**Your objective**
Copy the records below exactly, everything from the line with "west-indian-point (113, 413, 132, 432)" down to the line with "west-indian-point (76, 626, 95, 645)", including both of those lines.

───── Dataset entries

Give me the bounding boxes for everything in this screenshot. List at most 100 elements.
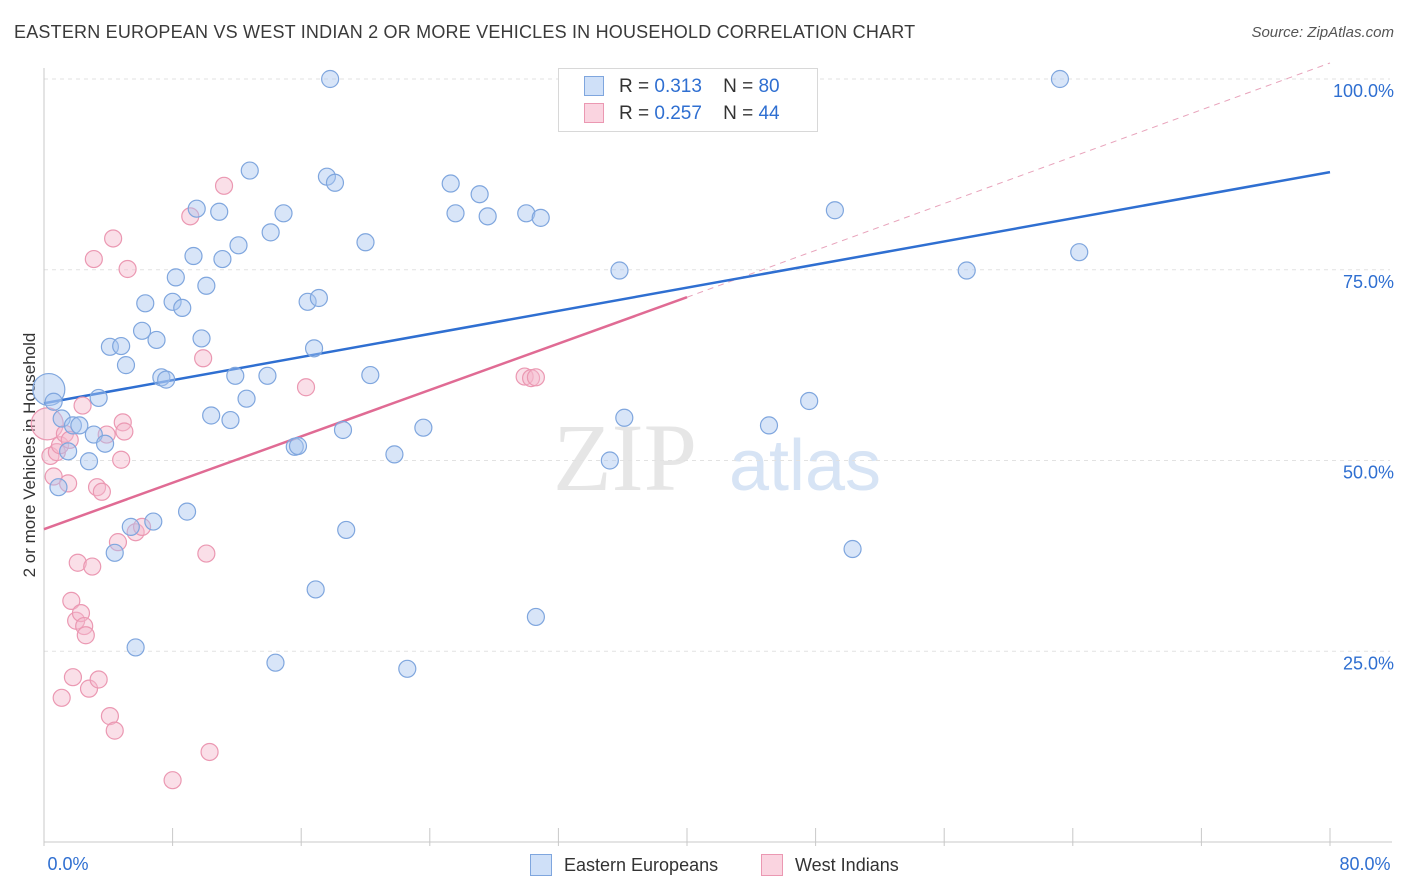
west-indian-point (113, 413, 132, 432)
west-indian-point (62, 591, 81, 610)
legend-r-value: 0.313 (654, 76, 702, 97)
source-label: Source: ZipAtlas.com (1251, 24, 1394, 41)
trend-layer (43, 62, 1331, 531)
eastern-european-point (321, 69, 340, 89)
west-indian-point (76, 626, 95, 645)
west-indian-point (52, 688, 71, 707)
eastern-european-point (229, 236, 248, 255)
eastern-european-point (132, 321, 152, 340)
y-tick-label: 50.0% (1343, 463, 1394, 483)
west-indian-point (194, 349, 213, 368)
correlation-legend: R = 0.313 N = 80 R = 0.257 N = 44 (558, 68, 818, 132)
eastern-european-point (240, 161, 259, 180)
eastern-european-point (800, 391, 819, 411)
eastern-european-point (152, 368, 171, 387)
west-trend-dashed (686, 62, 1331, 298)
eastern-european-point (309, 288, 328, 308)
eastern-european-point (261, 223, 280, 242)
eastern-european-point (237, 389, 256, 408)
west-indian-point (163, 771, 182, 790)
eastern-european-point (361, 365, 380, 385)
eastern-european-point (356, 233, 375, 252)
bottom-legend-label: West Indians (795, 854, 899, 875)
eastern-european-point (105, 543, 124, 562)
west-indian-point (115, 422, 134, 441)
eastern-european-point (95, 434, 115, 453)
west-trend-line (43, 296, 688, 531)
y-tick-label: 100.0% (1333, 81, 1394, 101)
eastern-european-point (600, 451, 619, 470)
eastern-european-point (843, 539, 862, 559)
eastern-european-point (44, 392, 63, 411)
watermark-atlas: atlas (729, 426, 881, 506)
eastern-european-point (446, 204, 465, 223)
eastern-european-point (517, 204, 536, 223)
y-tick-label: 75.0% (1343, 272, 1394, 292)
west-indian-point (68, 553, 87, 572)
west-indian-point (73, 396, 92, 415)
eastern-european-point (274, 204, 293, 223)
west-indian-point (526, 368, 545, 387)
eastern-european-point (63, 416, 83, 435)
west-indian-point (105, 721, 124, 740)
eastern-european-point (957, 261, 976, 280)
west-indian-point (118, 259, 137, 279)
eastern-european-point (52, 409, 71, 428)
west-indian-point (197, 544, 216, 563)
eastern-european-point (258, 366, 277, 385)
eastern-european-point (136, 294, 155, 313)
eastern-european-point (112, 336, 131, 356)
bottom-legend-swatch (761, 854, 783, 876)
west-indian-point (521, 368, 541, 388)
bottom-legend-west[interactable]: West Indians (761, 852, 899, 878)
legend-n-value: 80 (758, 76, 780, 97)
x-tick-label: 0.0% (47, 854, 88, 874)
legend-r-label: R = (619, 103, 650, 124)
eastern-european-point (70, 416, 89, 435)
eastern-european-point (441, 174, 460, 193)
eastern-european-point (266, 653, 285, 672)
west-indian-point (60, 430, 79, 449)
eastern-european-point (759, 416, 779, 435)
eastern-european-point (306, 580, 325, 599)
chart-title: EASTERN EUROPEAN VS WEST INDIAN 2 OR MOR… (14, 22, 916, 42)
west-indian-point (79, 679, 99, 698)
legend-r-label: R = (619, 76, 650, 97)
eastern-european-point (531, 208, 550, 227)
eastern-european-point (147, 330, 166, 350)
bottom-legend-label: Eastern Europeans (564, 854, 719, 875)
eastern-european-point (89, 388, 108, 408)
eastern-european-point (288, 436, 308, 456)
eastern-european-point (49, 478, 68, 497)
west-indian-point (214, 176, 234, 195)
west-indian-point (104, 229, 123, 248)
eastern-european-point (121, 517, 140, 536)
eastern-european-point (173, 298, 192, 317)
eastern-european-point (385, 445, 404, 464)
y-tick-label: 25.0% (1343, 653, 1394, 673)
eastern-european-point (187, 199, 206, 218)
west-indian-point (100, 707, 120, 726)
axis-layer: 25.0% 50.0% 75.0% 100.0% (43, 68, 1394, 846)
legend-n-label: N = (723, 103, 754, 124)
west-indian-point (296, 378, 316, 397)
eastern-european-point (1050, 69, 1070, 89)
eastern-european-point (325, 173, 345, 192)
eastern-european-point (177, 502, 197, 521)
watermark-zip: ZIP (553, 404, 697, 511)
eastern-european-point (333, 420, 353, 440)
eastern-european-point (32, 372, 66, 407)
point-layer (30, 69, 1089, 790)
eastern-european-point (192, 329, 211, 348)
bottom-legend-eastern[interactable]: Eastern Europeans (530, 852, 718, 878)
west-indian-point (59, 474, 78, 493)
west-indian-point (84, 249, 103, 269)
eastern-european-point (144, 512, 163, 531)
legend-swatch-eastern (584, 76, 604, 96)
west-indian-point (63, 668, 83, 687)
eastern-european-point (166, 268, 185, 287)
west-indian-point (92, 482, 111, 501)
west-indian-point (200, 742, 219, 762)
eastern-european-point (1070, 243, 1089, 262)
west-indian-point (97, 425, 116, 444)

──────────
───── Dataset entries

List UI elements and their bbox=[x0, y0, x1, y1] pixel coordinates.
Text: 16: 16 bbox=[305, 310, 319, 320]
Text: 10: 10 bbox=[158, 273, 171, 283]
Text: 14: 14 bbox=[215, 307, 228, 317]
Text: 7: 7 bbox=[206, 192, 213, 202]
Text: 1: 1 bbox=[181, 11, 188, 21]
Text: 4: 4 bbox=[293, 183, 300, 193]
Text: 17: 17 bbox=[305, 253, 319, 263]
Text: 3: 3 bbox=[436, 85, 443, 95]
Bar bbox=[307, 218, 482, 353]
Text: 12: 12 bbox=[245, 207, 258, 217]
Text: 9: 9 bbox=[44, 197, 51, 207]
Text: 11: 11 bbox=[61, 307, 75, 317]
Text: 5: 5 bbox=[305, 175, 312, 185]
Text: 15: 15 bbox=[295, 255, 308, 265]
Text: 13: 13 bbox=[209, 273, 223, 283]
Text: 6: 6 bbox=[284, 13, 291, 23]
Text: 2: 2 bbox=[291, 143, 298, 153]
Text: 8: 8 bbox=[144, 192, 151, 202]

──────────
───── Dataset entries

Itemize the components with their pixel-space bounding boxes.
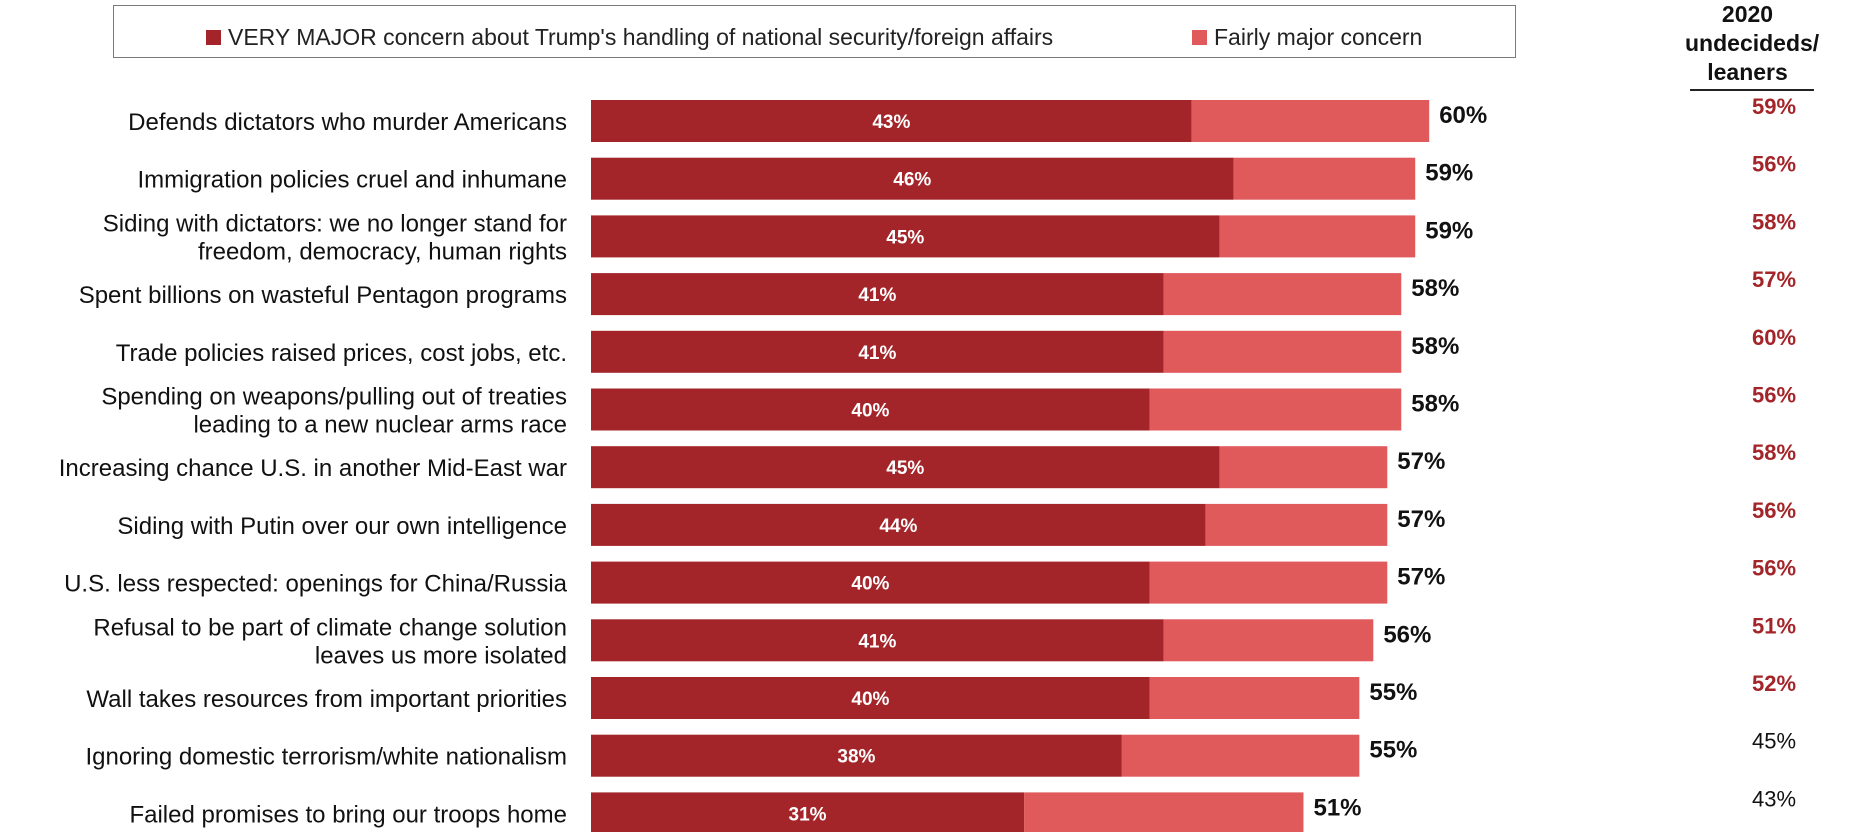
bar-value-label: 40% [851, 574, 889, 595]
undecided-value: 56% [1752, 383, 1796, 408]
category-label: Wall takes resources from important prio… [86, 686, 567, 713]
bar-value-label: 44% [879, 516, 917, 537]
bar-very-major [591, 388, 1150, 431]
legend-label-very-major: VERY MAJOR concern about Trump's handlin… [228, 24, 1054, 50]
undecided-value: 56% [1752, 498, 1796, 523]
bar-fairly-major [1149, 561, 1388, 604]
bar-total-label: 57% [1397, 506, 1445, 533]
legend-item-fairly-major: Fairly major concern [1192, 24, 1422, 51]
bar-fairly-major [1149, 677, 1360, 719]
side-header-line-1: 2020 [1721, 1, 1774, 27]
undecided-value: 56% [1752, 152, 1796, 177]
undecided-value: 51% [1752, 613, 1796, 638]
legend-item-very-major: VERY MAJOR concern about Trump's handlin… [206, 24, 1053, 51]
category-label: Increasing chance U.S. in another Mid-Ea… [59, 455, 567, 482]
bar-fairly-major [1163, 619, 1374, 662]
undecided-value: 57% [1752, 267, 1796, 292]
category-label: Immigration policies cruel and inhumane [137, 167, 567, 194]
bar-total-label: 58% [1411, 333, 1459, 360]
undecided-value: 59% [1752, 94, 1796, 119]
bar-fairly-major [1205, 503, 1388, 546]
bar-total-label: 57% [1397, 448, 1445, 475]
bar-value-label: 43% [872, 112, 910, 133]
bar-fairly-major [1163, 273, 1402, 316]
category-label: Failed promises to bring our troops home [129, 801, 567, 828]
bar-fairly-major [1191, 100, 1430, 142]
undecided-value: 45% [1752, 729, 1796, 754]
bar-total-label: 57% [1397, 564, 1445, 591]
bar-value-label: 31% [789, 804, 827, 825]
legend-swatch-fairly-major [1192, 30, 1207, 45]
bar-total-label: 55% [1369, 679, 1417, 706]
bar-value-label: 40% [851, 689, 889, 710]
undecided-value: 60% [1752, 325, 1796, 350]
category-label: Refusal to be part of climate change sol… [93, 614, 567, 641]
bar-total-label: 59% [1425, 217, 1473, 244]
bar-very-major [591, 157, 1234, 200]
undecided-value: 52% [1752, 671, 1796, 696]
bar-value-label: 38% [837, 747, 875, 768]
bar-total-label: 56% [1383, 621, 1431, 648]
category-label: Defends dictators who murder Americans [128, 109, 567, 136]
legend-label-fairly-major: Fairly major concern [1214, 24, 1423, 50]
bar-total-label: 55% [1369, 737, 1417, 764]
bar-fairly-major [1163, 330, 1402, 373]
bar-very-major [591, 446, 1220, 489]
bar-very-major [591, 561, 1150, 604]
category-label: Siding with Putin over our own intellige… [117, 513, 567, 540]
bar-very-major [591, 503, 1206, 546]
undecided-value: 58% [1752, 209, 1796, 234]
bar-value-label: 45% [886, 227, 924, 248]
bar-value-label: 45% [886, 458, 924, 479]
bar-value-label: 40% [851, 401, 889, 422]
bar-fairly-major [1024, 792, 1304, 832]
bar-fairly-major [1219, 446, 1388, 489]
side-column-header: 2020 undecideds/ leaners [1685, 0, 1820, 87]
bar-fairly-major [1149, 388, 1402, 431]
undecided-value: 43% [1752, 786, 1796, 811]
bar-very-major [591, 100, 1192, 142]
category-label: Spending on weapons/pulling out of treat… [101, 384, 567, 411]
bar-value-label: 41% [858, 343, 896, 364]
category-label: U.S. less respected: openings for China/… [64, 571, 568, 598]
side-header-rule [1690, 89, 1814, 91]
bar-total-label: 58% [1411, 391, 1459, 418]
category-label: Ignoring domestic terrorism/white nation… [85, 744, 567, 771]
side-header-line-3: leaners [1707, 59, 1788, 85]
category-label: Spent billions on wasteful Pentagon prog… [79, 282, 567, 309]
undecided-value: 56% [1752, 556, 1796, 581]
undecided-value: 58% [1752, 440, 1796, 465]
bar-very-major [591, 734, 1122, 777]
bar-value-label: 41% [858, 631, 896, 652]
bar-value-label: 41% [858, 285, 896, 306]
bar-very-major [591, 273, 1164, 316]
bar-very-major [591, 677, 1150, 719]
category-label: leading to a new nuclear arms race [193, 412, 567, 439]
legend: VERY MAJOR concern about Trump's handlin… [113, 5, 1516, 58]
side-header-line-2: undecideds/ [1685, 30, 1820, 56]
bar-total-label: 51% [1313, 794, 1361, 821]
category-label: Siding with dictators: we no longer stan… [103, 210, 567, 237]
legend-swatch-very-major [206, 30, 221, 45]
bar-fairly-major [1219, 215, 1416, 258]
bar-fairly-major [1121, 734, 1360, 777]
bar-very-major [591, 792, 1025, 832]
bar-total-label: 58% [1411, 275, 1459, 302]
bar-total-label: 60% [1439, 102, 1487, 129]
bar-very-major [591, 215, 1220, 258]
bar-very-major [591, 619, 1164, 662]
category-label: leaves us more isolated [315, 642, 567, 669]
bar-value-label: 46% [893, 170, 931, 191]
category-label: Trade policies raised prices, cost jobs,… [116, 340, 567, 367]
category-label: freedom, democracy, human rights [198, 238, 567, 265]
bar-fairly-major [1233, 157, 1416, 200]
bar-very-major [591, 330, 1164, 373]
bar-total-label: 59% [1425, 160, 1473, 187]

──────────

**Answer to this task**
west-indian-point (113, 413, 132, 432)
west-indian-point (62, 591, 81, 610)
legend-r-value: 0.313 (654, 76, 702, 97)
source-label: Source: ZipAtlas.com (1251, 24, 1394, 41)
trend-layer (43, 62, 1331, 531)
eastern-european-point (321, 69, 340, 89)
west-indian-point (76, 626, 95, 645)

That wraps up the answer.